[Data entries]
============

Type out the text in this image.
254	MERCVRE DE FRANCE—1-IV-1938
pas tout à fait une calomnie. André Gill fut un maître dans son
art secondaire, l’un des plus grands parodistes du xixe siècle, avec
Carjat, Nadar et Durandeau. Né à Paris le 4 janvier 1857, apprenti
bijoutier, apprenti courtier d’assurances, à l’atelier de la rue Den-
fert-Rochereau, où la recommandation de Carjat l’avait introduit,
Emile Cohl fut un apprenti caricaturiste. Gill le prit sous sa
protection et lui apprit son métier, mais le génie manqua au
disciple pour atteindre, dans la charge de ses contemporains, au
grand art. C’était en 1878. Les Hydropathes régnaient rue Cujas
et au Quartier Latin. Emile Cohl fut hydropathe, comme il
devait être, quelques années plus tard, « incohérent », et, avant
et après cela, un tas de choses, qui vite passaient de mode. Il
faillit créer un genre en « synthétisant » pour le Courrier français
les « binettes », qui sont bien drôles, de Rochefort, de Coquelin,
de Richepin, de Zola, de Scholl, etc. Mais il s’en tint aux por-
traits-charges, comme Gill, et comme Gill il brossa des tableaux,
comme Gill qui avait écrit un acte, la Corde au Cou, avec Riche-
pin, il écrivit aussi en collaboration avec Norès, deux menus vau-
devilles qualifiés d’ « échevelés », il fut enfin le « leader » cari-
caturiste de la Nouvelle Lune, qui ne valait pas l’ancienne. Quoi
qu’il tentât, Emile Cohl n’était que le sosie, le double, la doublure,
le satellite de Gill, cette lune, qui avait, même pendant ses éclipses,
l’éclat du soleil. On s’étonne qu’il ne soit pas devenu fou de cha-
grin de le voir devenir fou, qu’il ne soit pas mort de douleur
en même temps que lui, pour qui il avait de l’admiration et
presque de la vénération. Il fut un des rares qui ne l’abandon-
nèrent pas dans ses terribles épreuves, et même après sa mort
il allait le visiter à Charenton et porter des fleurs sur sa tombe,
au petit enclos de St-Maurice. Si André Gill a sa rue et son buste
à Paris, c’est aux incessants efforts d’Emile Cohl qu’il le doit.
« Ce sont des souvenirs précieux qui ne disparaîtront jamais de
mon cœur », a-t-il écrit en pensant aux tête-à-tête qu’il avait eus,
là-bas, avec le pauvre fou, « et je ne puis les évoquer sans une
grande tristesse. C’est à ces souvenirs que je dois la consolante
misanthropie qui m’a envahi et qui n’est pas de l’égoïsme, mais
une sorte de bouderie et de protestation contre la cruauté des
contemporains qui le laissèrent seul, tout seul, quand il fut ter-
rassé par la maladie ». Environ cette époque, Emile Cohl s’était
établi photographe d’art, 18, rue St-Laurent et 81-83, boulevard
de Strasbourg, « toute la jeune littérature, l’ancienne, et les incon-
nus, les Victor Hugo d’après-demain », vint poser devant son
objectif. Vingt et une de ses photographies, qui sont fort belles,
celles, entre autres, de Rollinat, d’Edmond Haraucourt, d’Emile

============

> What is needed
Reproduce the listing above verbatim, from first line to last.

> Solved exercise
Type out the text in this image.
254	MERCVRE DE FRANCE—1-IV-1938
pas tout à fait une calomnie. André Gill fut un maître dans son
art secondaire, l’un des plus grands parodistes du xixe siècle, avec
Carjat, Nadar et Durandeau. Né à Paris le 4 janvier 1857, apprenti
bijoutier, apprenti courtier d’assurances, à l’atelier de la rue Den-
fert-Rochereau, où la recommandation de Carjat l’avait introduit,
Emile Cohl fut un apprenti caricaturiste. Gill le prit sous sa
protection et lui apprit son métier, mais le génie manqua au
disciple pour atteindre, dans la charge de ses contemporains, au
grand art. C’était en 1878. Les Hydropathes régnaient rue Cujas
et au Quartier Latin. Emile Cohl fut hydropathe, comme il
devait être, quelques années plus tard, « incohérent », et, avant
et après cela, un tas de choses, qui vite passaient de mode. Il
faillit créer un genre en « synthétisant » pour le Courrier français
les « binettes », qui sont bien drôles, de Rochefort, de Coquelin,
de Richepin, de Zola, de Scholl, etc. Mais il s’en tint aux por-
traits-charges, comme Gill, et comme Gill il brossa des tableaux,
comme Gill qui avait écrit un acte, la Corde au Cou, avec Riche-
pin, il écrivit aussi en collaboration avec Norès, deux menus vau-
devilles qualifiés d’ « échevelés », il fut enfin le « leader » cari-
caturiste de la Nouvelle Lune, qui ne valait pas l’ancienne. Quoi
qu’il tentât, Emile Cohl n’était que le sosie, le double, la doublure,
le satellite de Gill, cette lune, qui avait, même pendant ses éclipses,
l’éclat du soleil. On s’étonne qu’il ne soit pas devenu fou de cha-
grin de le voir devenir fou, qu’il ne soit pas mort de douleur
en même temps que lui, pour qui il avait de l’admiration et
presque de la vénération. Il fut un des rares qui ne l’abandon-
nèrent pas dans ses terribles épreuves, et même après sa mort
il allait le visiter à Charenton et porter des fleurs sur sa tombe,
au petit enclos de St-Maurice. Si André Gill a sa rue et son buste
à Paris, c’est aux incessants efforts d’Emile Cohl qu’il le doit.
« Ce sont des souvenirs précieux qui ne disparaîtront jamais de
mon cœur », a-t-il écrit en pensant aux tête-à-tête qu’il avait eus,
là-bas, avec le pauvre fou, « et je ne puis les évoquer sans une
grande tristesse. C’est à ces souvenirs que je dois la consolante
misanthropie qui m’a envahi et qui n’est pas de l’égoïsme, mais
une sorte de bouderie et de protestation contre la cruauté des
contemporains qui le laissèrent seul, tout seul, quand il fut ter-
rassé par la maladie ». Environ cette époque, Emile Cohl s’était
établi photographe d’art, 18, rue St-Laurent et 81-83, boulevard
de Strasbourg, « toute la jeune littérature, l’ancienne, et les incon-
nus, les Victor Hugo d’après-demain », vint poser devant son
objectif. Vingt et une de ses photographies, qui sont fort belles,
celles, entre autres, de Rollinat, d’Edmond Haraucourt, d’Emile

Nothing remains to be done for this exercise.